#### Requirement
Copy every line that contains the string "screenshot" from the entries below.

#### Data to process
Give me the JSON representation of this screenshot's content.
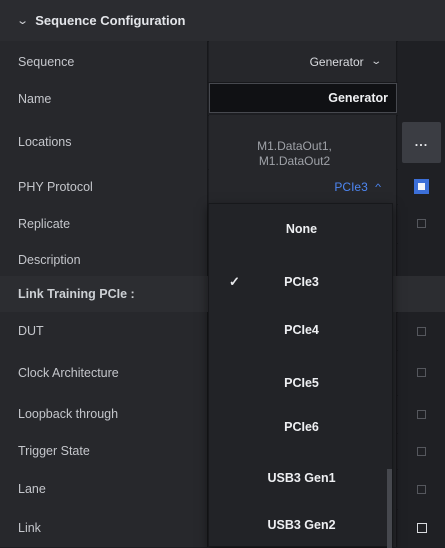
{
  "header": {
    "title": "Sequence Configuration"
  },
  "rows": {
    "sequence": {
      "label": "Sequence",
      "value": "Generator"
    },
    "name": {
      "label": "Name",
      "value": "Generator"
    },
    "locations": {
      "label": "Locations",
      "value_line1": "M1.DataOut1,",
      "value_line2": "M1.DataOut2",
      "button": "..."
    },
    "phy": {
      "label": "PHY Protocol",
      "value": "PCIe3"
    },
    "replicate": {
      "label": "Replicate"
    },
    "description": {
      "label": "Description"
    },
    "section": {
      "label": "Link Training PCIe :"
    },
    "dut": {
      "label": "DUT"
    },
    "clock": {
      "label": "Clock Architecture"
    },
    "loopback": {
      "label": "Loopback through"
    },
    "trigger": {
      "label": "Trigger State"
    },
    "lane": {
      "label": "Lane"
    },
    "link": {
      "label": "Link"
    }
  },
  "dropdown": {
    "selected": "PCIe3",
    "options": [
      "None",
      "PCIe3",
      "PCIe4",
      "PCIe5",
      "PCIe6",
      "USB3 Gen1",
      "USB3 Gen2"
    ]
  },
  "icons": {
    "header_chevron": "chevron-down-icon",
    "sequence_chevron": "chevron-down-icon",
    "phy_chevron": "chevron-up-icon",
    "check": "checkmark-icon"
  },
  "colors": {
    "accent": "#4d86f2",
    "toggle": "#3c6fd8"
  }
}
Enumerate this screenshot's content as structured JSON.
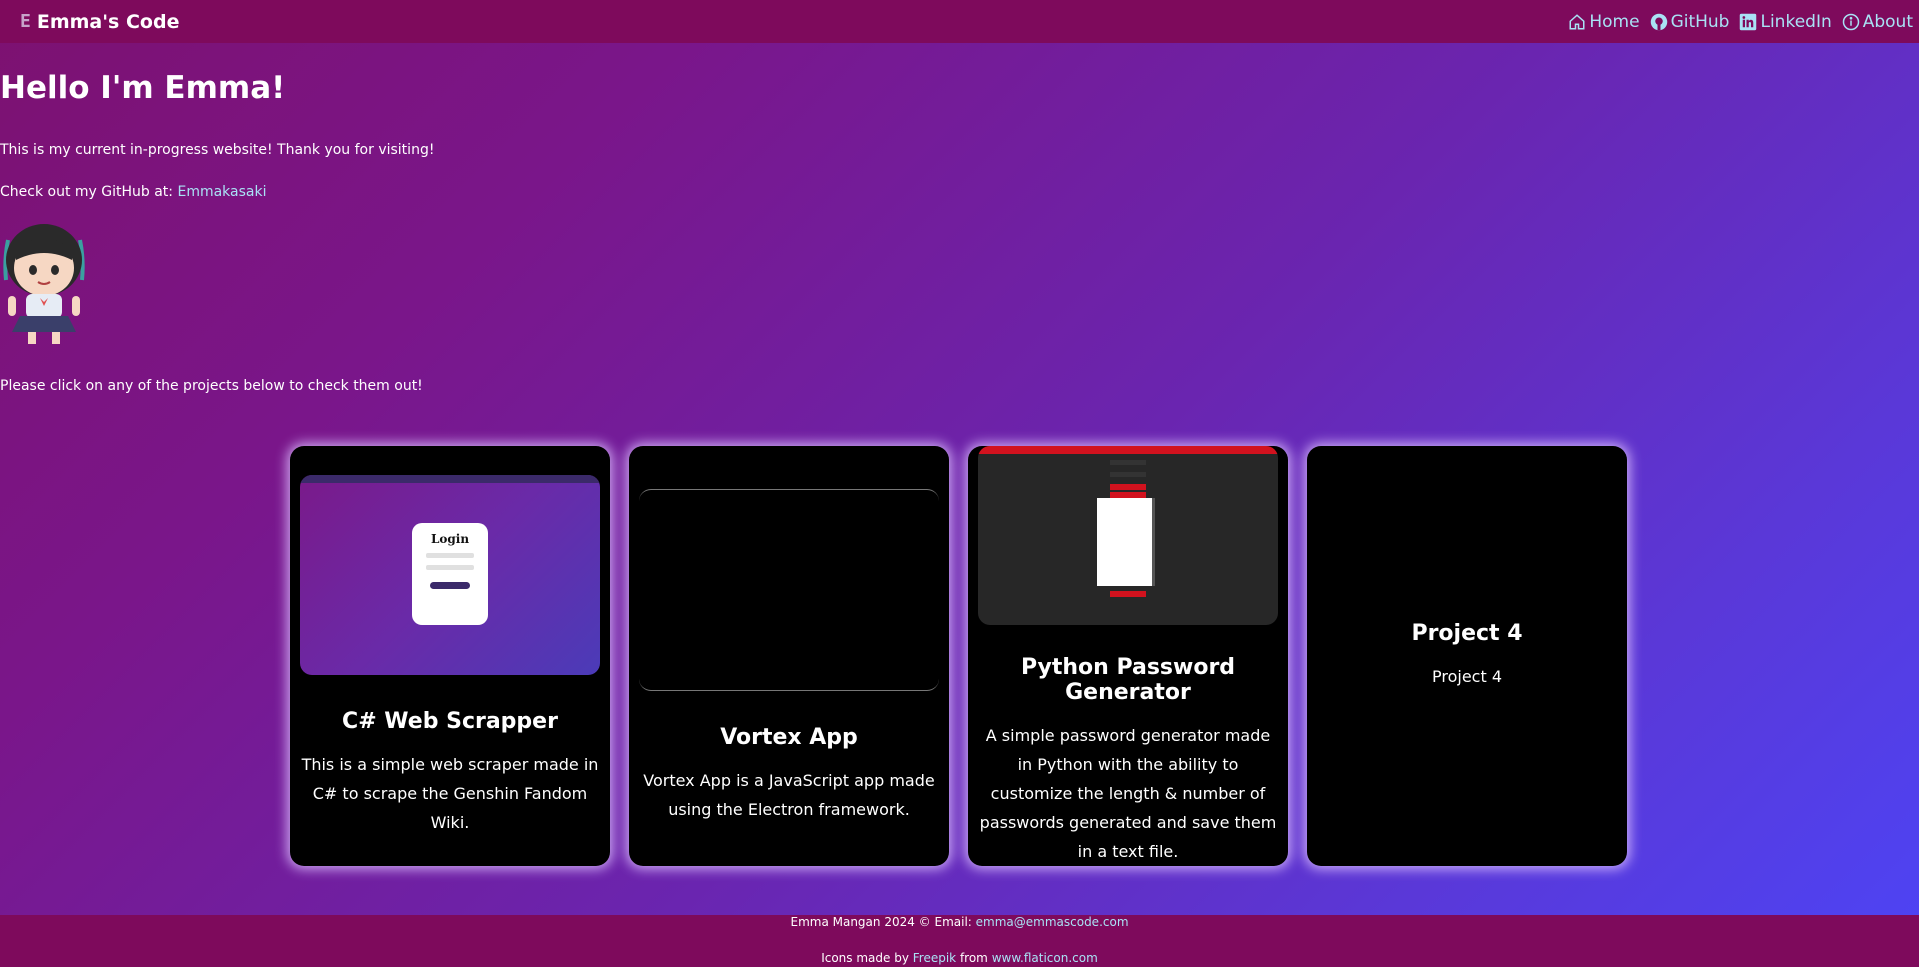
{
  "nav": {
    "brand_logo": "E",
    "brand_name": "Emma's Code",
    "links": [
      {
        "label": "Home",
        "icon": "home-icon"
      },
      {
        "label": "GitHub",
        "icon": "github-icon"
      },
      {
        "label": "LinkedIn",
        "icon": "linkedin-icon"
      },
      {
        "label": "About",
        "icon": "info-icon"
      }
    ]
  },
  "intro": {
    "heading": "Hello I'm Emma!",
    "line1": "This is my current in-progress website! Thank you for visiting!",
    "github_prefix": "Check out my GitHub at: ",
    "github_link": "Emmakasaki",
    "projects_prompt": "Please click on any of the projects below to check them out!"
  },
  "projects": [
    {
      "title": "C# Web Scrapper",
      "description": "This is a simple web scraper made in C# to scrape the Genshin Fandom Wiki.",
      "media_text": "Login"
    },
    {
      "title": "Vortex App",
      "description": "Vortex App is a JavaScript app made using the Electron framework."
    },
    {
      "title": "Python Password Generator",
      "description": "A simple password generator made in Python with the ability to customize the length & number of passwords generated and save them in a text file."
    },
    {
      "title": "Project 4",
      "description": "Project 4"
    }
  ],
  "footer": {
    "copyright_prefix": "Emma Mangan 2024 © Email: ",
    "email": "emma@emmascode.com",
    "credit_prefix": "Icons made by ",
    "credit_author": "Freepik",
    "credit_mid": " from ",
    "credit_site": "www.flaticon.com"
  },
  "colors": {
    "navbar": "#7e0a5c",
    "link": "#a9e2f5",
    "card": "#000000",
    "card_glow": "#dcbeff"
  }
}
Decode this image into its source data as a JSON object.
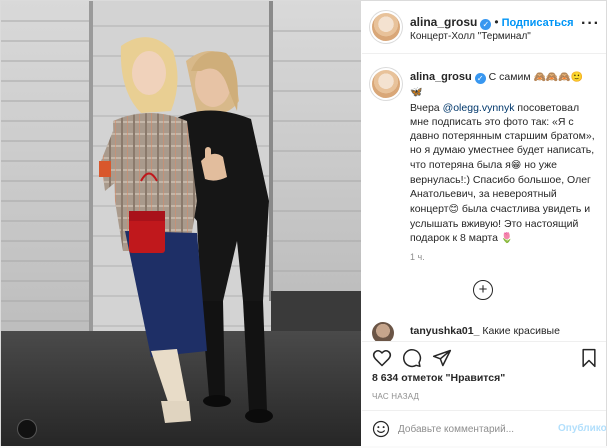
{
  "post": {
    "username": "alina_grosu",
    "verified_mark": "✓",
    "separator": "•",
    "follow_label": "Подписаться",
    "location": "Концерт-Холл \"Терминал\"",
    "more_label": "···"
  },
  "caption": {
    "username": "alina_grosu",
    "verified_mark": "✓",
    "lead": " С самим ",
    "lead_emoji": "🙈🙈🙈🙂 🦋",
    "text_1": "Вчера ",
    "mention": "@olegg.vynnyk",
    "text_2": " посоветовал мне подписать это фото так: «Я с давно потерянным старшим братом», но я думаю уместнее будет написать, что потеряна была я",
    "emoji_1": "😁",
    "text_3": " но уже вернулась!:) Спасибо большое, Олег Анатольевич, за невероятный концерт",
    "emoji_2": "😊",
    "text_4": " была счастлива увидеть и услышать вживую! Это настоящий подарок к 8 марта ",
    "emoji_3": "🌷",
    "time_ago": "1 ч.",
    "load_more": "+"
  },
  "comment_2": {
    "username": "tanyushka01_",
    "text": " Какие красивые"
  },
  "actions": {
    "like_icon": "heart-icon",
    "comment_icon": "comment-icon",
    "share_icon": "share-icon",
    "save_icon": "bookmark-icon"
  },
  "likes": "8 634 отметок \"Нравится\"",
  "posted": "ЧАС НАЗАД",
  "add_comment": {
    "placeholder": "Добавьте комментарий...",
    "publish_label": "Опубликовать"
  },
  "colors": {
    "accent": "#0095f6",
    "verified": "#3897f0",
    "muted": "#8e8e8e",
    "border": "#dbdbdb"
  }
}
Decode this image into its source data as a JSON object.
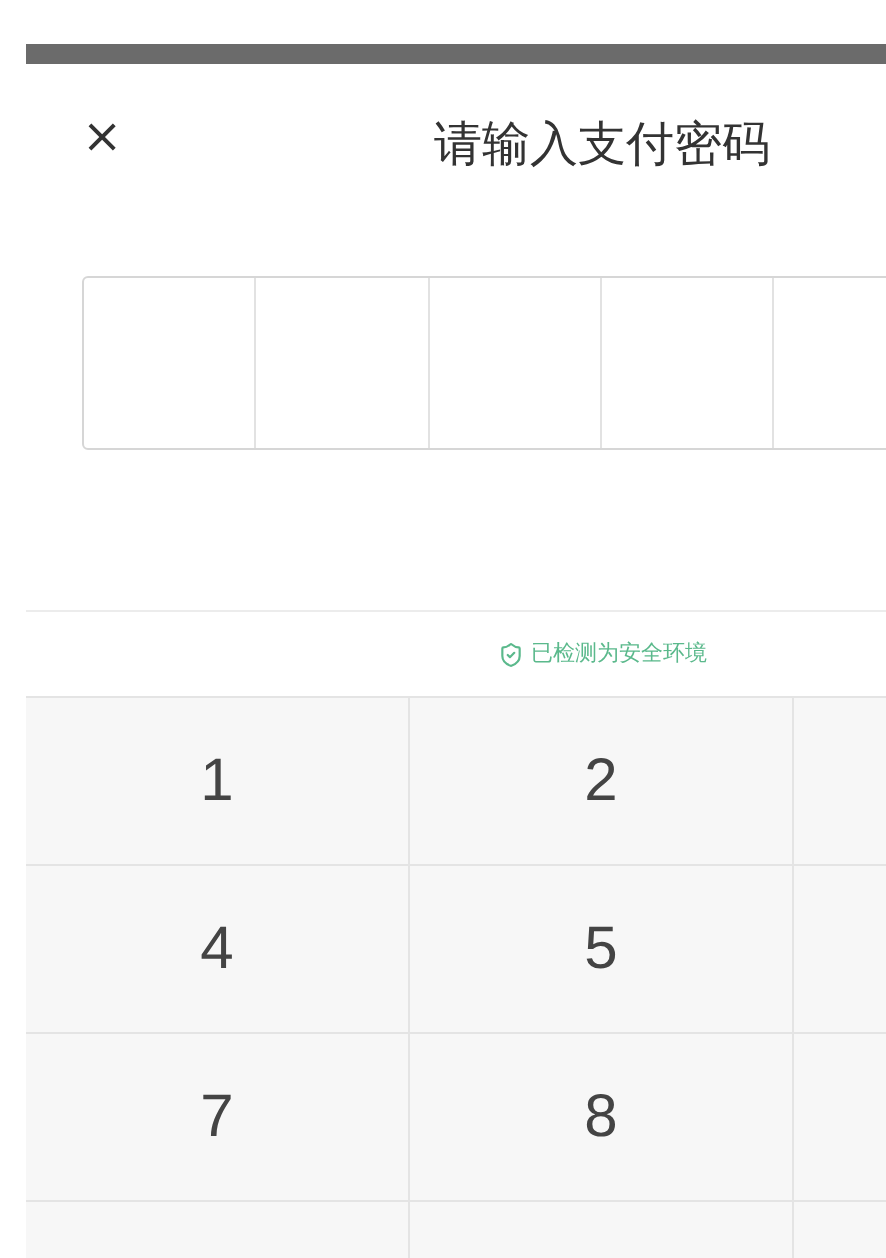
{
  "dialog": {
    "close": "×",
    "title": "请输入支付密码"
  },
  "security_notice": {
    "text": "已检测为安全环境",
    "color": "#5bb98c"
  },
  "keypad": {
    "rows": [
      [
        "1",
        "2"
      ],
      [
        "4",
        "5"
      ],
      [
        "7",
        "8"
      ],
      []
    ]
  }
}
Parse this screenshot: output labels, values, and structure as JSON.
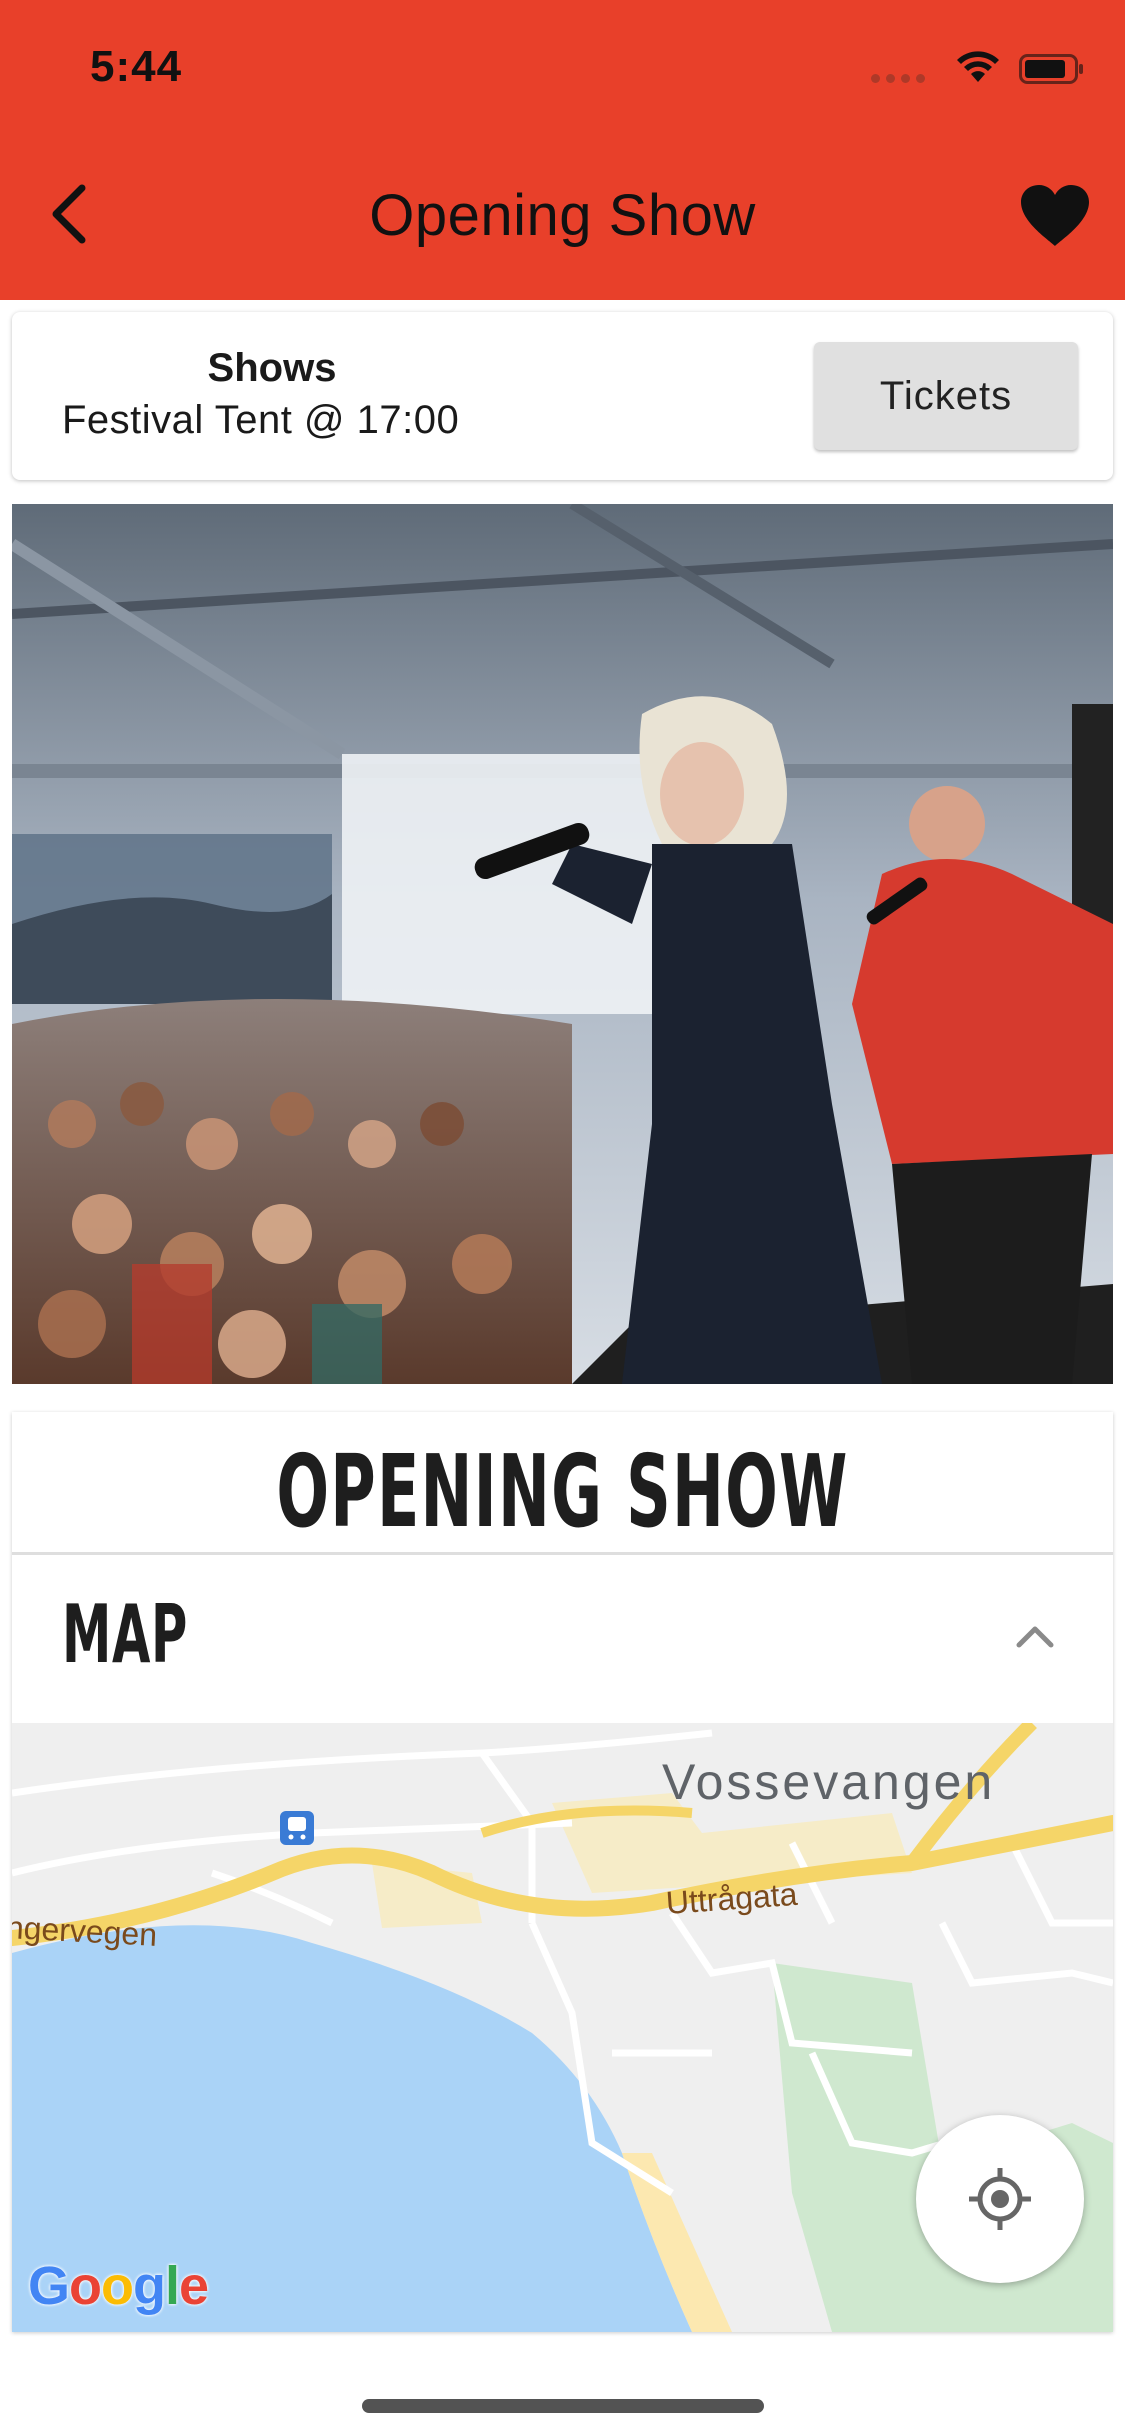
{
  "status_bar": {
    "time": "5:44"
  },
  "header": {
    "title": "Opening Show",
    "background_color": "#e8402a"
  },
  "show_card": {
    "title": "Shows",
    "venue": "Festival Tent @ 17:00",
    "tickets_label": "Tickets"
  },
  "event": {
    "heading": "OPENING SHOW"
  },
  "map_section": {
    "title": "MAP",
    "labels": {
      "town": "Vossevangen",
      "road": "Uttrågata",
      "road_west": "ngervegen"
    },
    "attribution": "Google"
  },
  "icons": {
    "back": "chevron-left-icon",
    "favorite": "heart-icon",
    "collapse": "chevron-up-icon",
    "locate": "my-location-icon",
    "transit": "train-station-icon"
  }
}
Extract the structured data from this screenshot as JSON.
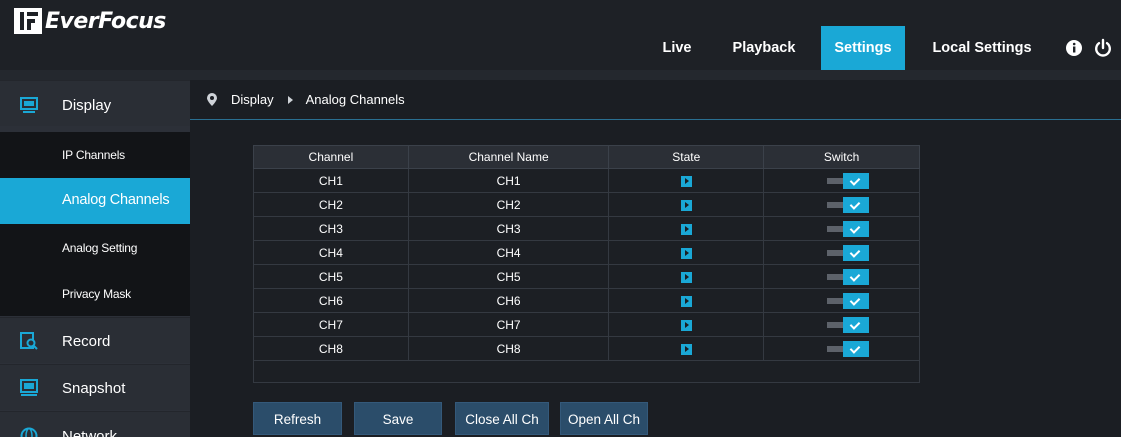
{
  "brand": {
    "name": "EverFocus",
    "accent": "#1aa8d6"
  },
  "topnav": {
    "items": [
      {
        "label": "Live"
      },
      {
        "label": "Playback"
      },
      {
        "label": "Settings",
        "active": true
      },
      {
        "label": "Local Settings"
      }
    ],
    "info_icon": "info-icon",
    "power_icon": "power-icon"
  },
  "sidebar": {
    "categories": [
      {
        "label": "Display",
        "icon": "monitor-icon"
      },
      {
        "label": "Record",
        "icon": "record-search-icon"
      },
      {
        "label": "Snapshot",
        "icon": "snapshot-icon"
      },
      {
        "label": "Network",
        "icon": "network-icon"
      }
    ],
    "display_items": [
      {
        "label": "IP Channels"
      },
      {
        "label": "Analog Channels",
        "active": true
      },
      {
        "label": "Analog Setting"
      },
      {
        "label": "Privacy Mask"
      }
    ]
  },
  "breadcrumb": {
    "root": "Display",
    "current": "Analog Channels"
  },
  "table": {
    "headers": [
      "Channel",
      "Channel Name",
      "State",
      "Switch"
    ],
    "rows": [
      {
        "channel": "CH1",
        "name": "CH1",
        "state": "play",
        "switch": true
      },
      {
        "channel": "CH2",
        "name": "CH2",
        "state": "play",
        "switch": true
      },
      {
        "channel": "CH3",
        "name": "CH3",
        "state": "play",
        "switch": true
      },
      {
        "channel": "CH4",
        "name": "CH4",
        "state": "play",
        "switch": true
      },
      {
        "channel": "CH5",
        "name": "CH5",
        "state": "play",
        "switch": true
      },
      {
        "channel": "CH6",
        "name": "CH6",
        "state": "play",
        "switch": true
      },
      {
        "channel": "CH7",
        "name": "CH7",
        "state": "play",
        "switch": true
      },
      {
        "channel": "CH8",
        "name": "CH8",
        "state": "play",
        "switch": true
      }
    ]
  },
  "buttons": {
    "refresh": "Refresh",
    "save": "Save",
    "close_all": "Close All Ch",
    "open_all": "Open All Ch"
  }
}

#### Solution to this exercise
Give me the JSON representation of this screenshot's content.
Enumerate this screenshot's content as structured JSON.
Parse this screenshot: output labels, values, and structure as JSON.
Extract the structured data from this screenshot as JSON.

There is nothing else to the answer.